**What to do:** In the thread on filesystem encoding, transcribe word for word the stretch from "2002-07-10 Thread Shlomi" through "Thanks in advance.".

Q: Filesystem Encoding

2002-07-10 Thread Shlomi Tal

Hello Unicoders, I have a question about filesystems. I never use anything 
but ASCII characters in filenames, and I would like to know if it is still 
justified. Of the various filesystems in use, I know only that the Joliet 
CDFS uses UCS-2BE. What about FAT16, FAT32, NTFS and Linux Ext2?

In short: should I still stick to ASCII alone in filenames, or are there 
filesystems where I really don't have to anymore? Thanks in advance.

_
Send and receive Hotmail on your mobile device: http://mobile.msn.com





Re: Q: Filesystem Encoding

2002-07-10 Thread Jungshik Shin



On Wed, 10 Jul 2002, Shlomi Tal wrote:

 Hello Unicoders, I have a question about filesystems. I never use anything
 but ASCII characters in filenames, and I would like to know if it is still
 justified. Of the various filesystems in use, I know only that the Joliet
 CDFS uses UCS-2BE. What about FAT16, FAT32, NTFS and Linux Ext2?

**Stored data:**
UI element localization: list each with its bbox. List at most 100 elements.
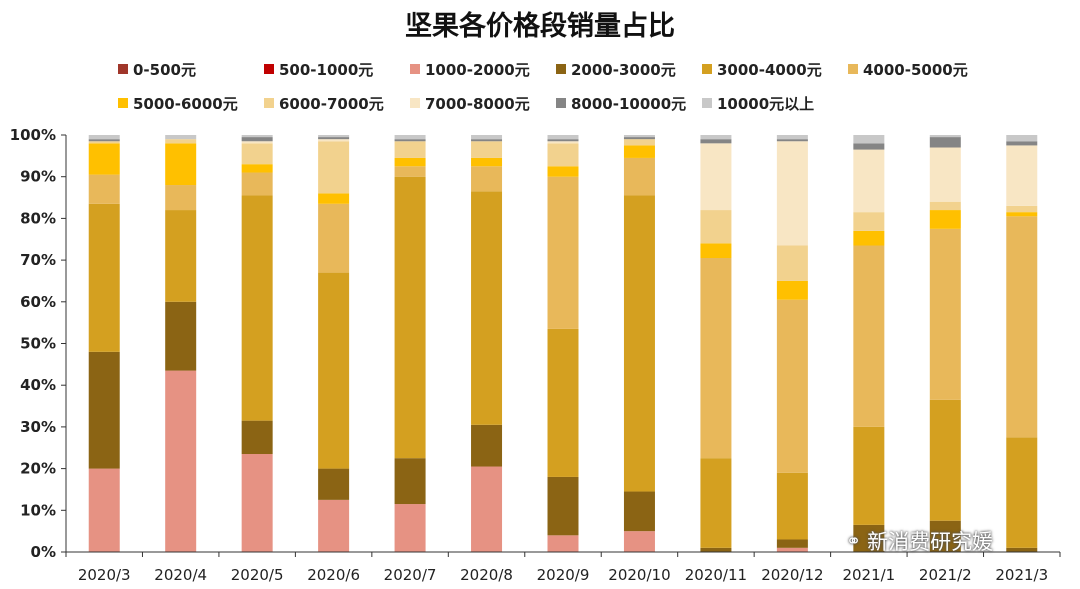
bar-segment-2021-1-s7: [853, 212, 885, 231]
x-tick-label: 2021/2: [919, 566, 972, 584]
bar-segment-2020-10-s9: [623, 137, 655, 140]
bar-segment-2020-11-s6: [700, 243, 732, 259]
bar-segment-2020-11-s5: [700, 258, 732, 459]
legend-label: 10000元以上: [717, 94, 815, 113]
y-tick-label: 100%: [10, 126, 56, 144]
bar-segment-2020-9-s8: [547, 141, 579, 144]
bar-segment-2020-11-s7: [700, 210, 732, 244]
bar-segment-2020-10-s7: [623, 139, 655, 146]
y-tick-label: 80%: [20, 209, 56, 227]
bar-segment-2020-7-s6: [394, 157, 426, 167]
bar-segment-2020-5-s9: [241, 137, 273, 142]
bar-segment-2020-11-s9: [700, 139, 732, 144]
x-tick-label: 2020/7: [384, 566, 437, 584]
bar-segment-2020-7-s9: [394, 139, 426, 142]
bar-segment-2020-6-s6: [318, 193, 350, 204]
legend-item-3000-4000: 3000-4000元: [702, 59, 848, 80]
bar-segment-2020-9-s9: [547, 139, 579, 142]
bar-segment-2020-9-s10: [547, 135, 579, 140]
bar-segment-2020-6-s9: [318, 137, 350, 140]
bar-segment-2020-8-s6: [471, 157, 503, 167]
bar-segment-2020-12-s7: [776, 245, 808, 281]
bar-segment-2020-10-s5: [623, 157, 655, 196]
bar-segment-2020-5-s3: [241, 420, 273, 455]
legend-label: 8000-10000元: [571, 94, 687, 113]
x-tick-label: 2020/12: [761, 566, 823, 584]
bar-segment-2021-1-s5: [853, 245, 885, 427]
bar-segment-2021-3-s9: [1006, 141, 1038, 146]
legend-item-6000-7000: 6000-7000元: [264, 93, 410, 114]
chart-legend: 0-500元 500-1000元 1000-2000元 2000-3000元 3…: [118, 52, 1018, 120]
bar-segment-2020-6-s2: [318, 499, 350, 552]
bar-segment-2020-5-s8: [241, 141, 273, 144]
bar-segment-2020-11-s4: [700, 458, 732, 548]
x-tick-label: 2020/11: [685, 566, 747, 584]
bar-segment-2020-3-s10: [88, 135, 120, 140]
x-tick-label: 2020/4: [154, 566, 207, 584]
bar-segment-2021-3-s7: [1006, 205, 1038, 213]
legend-item-1000-2000: 1000-2000元: [410, 59, 556, 80]
bar-segment-2020-6-s8: [318, 139, 350, 142]
legend-item-4000-5000: 4000-5000元: [848, 59, 994, 80]
legend-swatch: [702, 98, 712, 108]
y-tick-label: 70%: [20, 251, 56, 269]
bar-segment-2020-4-s4: [165, 210, 197, 302]
bar-segment-2020-8-s10: [471, 135, 503, 140]
bar-segment-2021-2-s10: [929, 135, 961, 138]
legend-label: 6000-7000元: [279, 94, 384, 113]
bar-segment-2020-9-s5: [547, 176, 579, 329]
watermark: ⚭ 新消费研究媛: [846, 526, 993, 556]
x-tick-label: 2020/6: [307, 566, 360, 584]
bar-segment-2021-2-s5: [929, 228, 961, 400]
x-tick-label: 2020/10: [608, 566, 670, 584]
bar-segment-2020-9-s7: [547, 143, 579, 167]
bar-segment-2020-12-s3: [776, 539, 808, 548]
bar-segment-2020-3-s7: [88, 141, 120, 144]
bar-segment-2020-10-s4: [623, 195, 655, 492]
bar-segment-2020-8-s2: [471, 466, 503, 552]
bar-segment-2020-12-s5: [776, 299, 808, 473]
bar-segment-2020-12-s8: [776, 141, 808, 246]
bar-segment-2020-6-s10: [318, 135, 350, 138]
bar-segment-2020-4-s2: [165, 370, 197, 552]
wechat-icon: ⚭: [846, 530, 862, 552]
bar-segment-2020-11-s8: [700, 143, 732, 211]
bar-segment-2020-4-s10: [165, 135, 197, 140]
bar-segment-2020-5-s5: [241, 172, 273, 196]
bar-segment-2021-1-s9: [853, 143, 885, 150]
bar-segment-2021-1-s3: [853, 524, 885, 552]
bar-segment-2020-4-s5: [165, 185, 197, 211]
x-tick-label: 2020/3: [78, 566, 131, 584]
legend-label: 7000-8000元: [425, 94, 530, 113]
legend-swatch: [264, 98, 274, 108]
legend-label: 500-1000元: [279, 60, 374, 79]
bar-segment-2020-8-s9: [471, 139, 503, 142]
y-tick-label: 30%: [20, 418, 56, 436]
bar-segment-2020-5-s6: [241, 164, 273, 173]
legend-swatch: [556, 98, 566, 108]
legend-label: 2000-3000元: [571, 60, 676, 79]
x-tick-label: 2020/8: [460, 566, 513, 584]
legend-label: 1000-2000元: [425, 60, 530, 79]
bar-segment-2020-4-s7: [165, 139, 197, 144]
bar-segment-2021-2-s4: [929, 399, 961, 521]
legend-swatch: [118, 64, 128, 74]
bar-segment-2021-1-s10: [853, 135, 885, 144]
legend-item-10000-plus: 10000元以上: [702, 93, 848, 114]
legend-label: 5000-6000元: [133, 94, 238, 113]
legend-item-5000-6000: 5000-6000元: [118, 93, 264, 114]
y-tick-label: 40%: [20, 376, 56, 394]
bar-segment-2020-7-s5: [394, 166, 426, 177]
bar-segment-2021-2-s9: [929, 137, 961, 148]
bar-segment-2021-2-s8: [929, 147, 961, 202]
legend-item-7000-8000: 7000-8000元: [410, 93, 556, 114]
legend-label: 3000-4000元: [717, 60, 822, 79]
watermark-text: 新消费研究媛: [867, 530, 994, 554]
legend-item-0-500: 0-500元: [118, 59, 264, 80]
legend-row-1: 0-500元 500-1000元 1000-2000元 2000-3000元 3…: [118, 52, 1018, 86]
y-tick-label: 90%: [20, 168, 56, 186]
bar-segment-2020-3-s3: [88, 351, 120, 469]
y-tick-label: 10%: [20, 501, 56, 519]
bar-segment-2020-5-s2: [241, 454, 273, 552]
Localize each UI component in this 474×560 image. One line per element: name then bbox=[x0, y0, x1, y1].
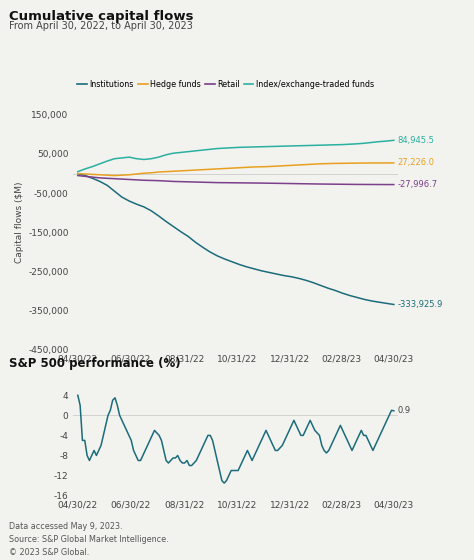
Text: From April 30, 2022, to April 30, 2023: From April 30, 2022, to April 30, 2023 bbox=[9, 21, 193, 31]
Text: 0.9: 0.9 bbox=[397, 407, 410, 416]
Text: -333,925.9: -333,925.9 bbox=[397, 300, 443, 309]
Text: Cumulative capital flows: Cumulative capital flows bbox=[9, 10, 194, 22]
Text: Data accessed May 9, 2023.
Source: S&P Global Market Intelligence.
© 2023 S&P Gl: Data accessed May 9, 2023. Source: S&P G… bbox=[9, 522, 169, 557]
Text: S&P 500 performance (%): S&P 500 performance (%) bbox=[9, 357, 181, 370]
Text: 27,226.0: 27,226.0 bbox=[397, 158, 434, 167]
Legend: Institutions, Hedge funds, Retail, Index/exchange-traded funds: Institutions, Hedge funds, Retail, Index… bbox=[77, 80, 374, 88]
Text: -27,996.7: -27,996.7 bbox=[397, 180, 438, 189]
Text: 84,945.5: 84,945.5 bbox=[397, 136, 434, 145]
Y-axis label: Capital flows ($M): Capital flows ($M) bbox=[15, 182, 24, 263]
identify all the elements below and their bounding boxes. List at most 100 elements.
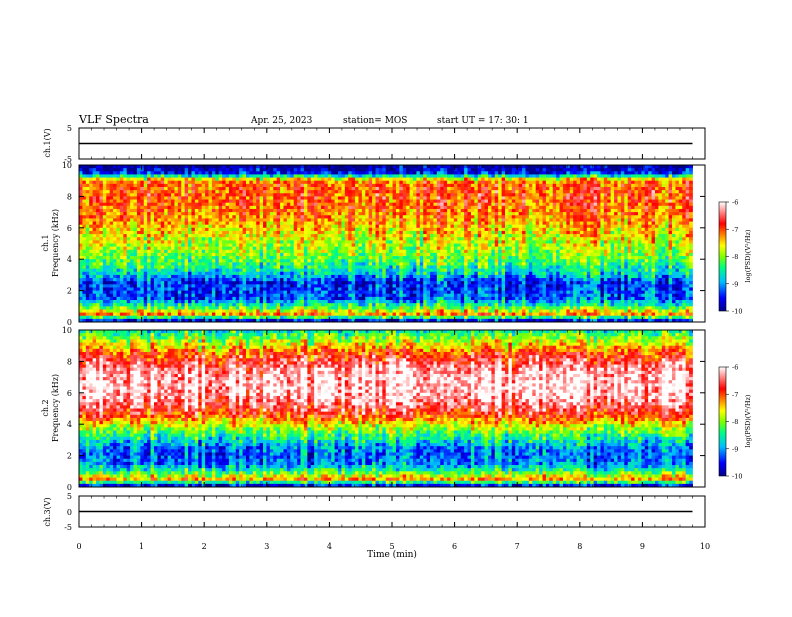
spectrogram-cell xyxy=(226,244,230,248)
spectrogram-cell xyxy=(376,316,380,320)
spectrogram-cell xyxy=(130,203,134,207)
spectrogram-cell xyxy=(195,269,199,273)
spectrogram-cell xyxy=(355,250,359,254)
spectrogram-cell xyxy=(307,168,311,172)
spectrogram-cell xyxy=(253,250,257,254)
spectrogram-cell xyxy=(243,165,247,169)
spectrogram-cell xyxy=(191,253,195,257)
spectrogram-cell xyxy=(205,206,209,210)
spectrogram-cell xyxy=(260,231,264,235)
spectrogram-cell xyxy=(406,300,410,304)
spectrogram-cell xyxy=(157,174,161,178)
spectrogram-cell xyxy=(110,196,114,200)
spectrogram-cell xyxy=(168,196,172,200)
spectrogram-cell xyxy=(147,218,151,222)
spectrogram-cell xyxy=(283,281,287,285)
spectrogram-cell xyxy=(263,200,267,204)
spectrogram-cell xyxy=(130,237,134,241)
spectrogram-cell xyxy=(335,300,339,304)
spectrogram-cell xyxy=(362,196,366,200)
spectrogram-cell xyxy=(328,281,332,285)
spectrogram-cell xyxy=(253,215,257,219)
spectrogram-cell xyxy=(389,215,393,219)
spectrogram-cell xyxy=(283,309,287,313)
spectrogram-cell xyxy=(406,200,410,204)
spectrogram-cell xyxy=(215,272,219,276)
spectrogram-cell xyxy=(249,309,253,313)
spectrogram-cell xyxy=(185,247,189,251)
spectrogram-cell xyxy=(294,303,298,307)
spectrogram-cell xyxy=(355,206,359,210)
spectrogram-cell xyxy=(386,240,390,244)
spectrogram-cell xyxy=(260,174,264,178)
spectrogram-cell xyxy=(410,184,414,188)
spectrogram-cell xyxy=(188,171,192,175)
spectrogram-cell xyxy=(294,171,298,175)
spectrogram-cell xyxy=(205,190,209,194)
spectrogram-cell xyxy=(103,165,107,169)
spectrogram-cell xyxy=(410,237,414,241)
spectrogram-cell xyxy=(82,218,86,222)
spectrogram-cell xyxy=(277,291,281,295)
spectrogram-cell xyxy=(328,178,332,182)
spectrogram-cell xyxy=(215,228,219,232)
spectrogram-cell xyxy=(215,297,219,301)
spectrogram-cell xyxy=(243,253,247,257)
spectrogram-cell xyxy=(137,237,141,241)
spectrogram-cell xyxy=(236,231,240,235)
spectrogram-cell xyxy=(178,291,182,295)
spectrogram-cell xyxy=(372,240,376,244)
spectrogram-cell xyxy=(328,240,332,244)
spectrogram-cell xyxy=(215,168,219,172)
spectrogram-cell xyxy=(307,187,311,191)
spectrogram-cell xyxy=(127,294,131,298)
spectrogram-cell xyxy=(103,212,107,216)
spectrogram-cell xyxy=(382,303,386,307)
spectrogram-cell xyxy=(168,269,172,273)
spectrogram-cell xyxy=(324,203,328,207)
spectrogram-cell xyxy=(410,294,414,298)
spectrogram-cell xyxy=(178,187,182,191)
spectrogram-cell xyxy=(103,272,107,276)
spectrogram-cell xyxy=(151,231,155,235)
spectrogram-cell xyxy=(256,240,260,244)
spectrogram-cell xyxy=(113,212,117,216)
spectrogram-cell xyxy=(270,234,274,238)
spectrogram-cell xyxy=(314,171,318,175)
spectrogram-cell xyxy=(263,234,267,238)
spectrogram-cell xyxy=(396,168,400,172)
spectrogram-cell xyxy=(376,309,380,313)
spectrogram-cell xyxy=(341,281,345,285)
spectrogram-cell xyxy=(399,196,403,200)
spectrogram-cell xyxy=(277,187,281,191)
spectrogram-cell xyxy=(96,228,100,232)
spectrogram-cell xyxy=(324,294,328,298)
spectrogram-cell xyxy=(79,171,83,175)
spectrogram-cell xyxy=(188,218,192,222)
spectrogram-cell xyxy=(140,244,144,248)
spectrogram-cell xyxy=(209,256,213,260)
spectrogram-cell xyxy=(151,190,155,194)
spectrogram-cell xyxy=(311,231,315,235)
spectrogram-cell xyxy=(335,203,339,207)
spectrogram-cell xyxy=(205,269,209,273)
spectrogram-cell xyxy=(147,206,151,210)
spectrogram-cell xyxy=(372,181,376,185)
spectrogram-cell xyxy=(212,272,216,276)
spectrogram-cell xyxy=(106,278,110,282)
spectrogram-cell xyxy=(314,265,318,269)
spectrogram-cell xyxy=(198,275,202,279)
spectrogram-cell xyxy=(348,237,352,241)
spectrogram-cell xyxy=(290,240,294,244)
spectrogram-cell xyxy=(413,234,417,238)
spectrogram-cell xyxy=(287,272,291,276)
spectrogram-cell xyxy=(321,184,325,188)
spectrogram-cell xyxy=(127,269,131,273)
spectrogram-cell xyxy=(410,269,414,273)
spectrogram-cell xyxy=(219,253,223,257)
spectrogram-cell xyxy=(290,259,294,263)
spectrogram-cell xyxy=(253,187,257,191)
spectrogram-cell xyxy=(256,206,260,210)
spectrogram-cell xyxy=(249,297,253,301)
spectrogram-cell xyxy=(140,212,144,216)
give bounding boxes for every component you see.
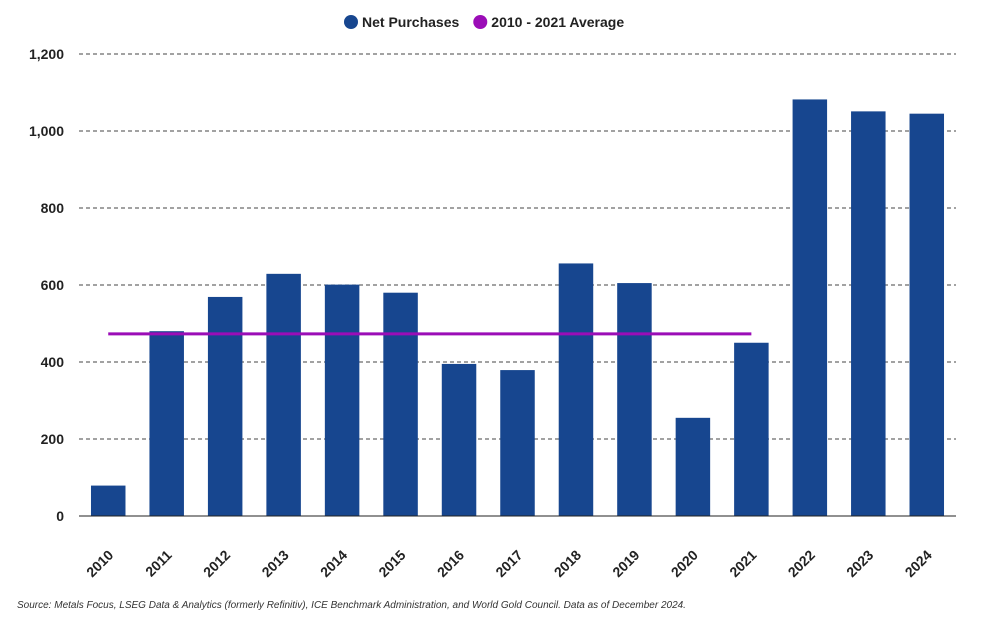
bar-2020	[675, 417, 711, 516]
legend-label: Net Purchases	[362, 14, 459, 30]
x-tick-label: 2014	[317, 547, 350, 580]
x-tick-label: 2012	[200, 547, 233, 580]
x-tick-label: 2018	[551, 547, 584, 580]
x-tick-label: 2017	[492, 547, 525, 580]
source-note: Source: Metals Focus, LSEG Data & Analyt…	[17, 600, 686, 611]
bar-2021	[734, 342, 769, 516]
y-tick-label: 600	[41, 277, 65, 293]
bar-2011	[149, 331, 184, 516]
x-tick-label: 2022	[785, 547, 818, 580]
y-tick-label: 200	[41, 431, 65, 447]
x-tick-label: 2010	[83, 547, 116, 580]
bar-chart: Net Purchases 2010 - 2021 Average 0 200 400…	[29, 14, 956, 580]
bar-2022	[792, 99, 828, 517]
y-tick-label: 0	[56, 508, 64, 524]
x-tick-label: 2019	[609, 547, 642, 580]
y-tick-label: 400	[41, 354, 65, 370]
legend-marker	[473, 15, 488, 29]
x-tick-label: 2011	[142, 547, 175, 580]
x-axis: 2010 2011 2012 2013 2014 2015 2016 2017 2018 2019…	[79, 515, 956, 580]
bar-2010	[90, 485, 126, 516]
bar-2024	[909, 113, 945, 517]
y-tick-label: 1,000	[29, 123, 64, 139]
y-tick-label: 1,200	[29, 46, 64, 62]
y-axis: 0 200 400 600 800 1,000 1,200	[29, 46, 64, 524]
bar-2014	[324, 284, 360, 516]
x-tick-label: 2016	[434, 547, 467, 580]
x-tick-label: 2013	[258, 547, 291, 580]
bar-2023	[851, 111, 886, 517]
y-tick-label: 800	[41, 200, 65, 216]
bar-2015	[383, 292, 418, 516]
bars	[90, 99, 945, 517]
bar-2012	[207, 296, 243, 516]
legend: Net Purchases 2010 - 2021 Average	[344, 14, 624, 30]
bar-2018	[558, 263, 594, 516]
x-tick-label: 2015	[375, 547, 408, 580]
x-tick-label: 2024	[902, 547, 935, 580]
legend-label: 2010 - 2021 Average	[491, 14, 624, 30]
x-tick-label: 2021	[726, 547, 759, 580]
legend-marker	[344, 15, 358, 29]
x-tick-label: 2020	[668, 547, 701, 580]
bar-2019	[617, 283, 652, 516]
bar-2017	[500, 370, 535, 516]
bar-2016	[441, 363, 477, 516]
x-tick-label: 2023	[843, 547, 876, 580]
bar-2013	[266, 273, 301, 516]
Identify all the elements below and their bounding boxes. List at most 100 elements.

**Solution for this problem:**
2002-07-10 Thread Shlomi Tal

Hello Unicoders, I have a question about filesystems. I never use anything 
but ASCII characters in filenames, and I would like to know if it is still 
justified. Of the various filesystems in use, I know only that the Joliet 
CDFS uses UCS-2BE. What about FAT16, FAT32, NTFS and Linux Ext2?

In short: should I still stick to ASCII alone in filenames, or are there 
filesystems where I really don't have to anymore? Thanks in advance.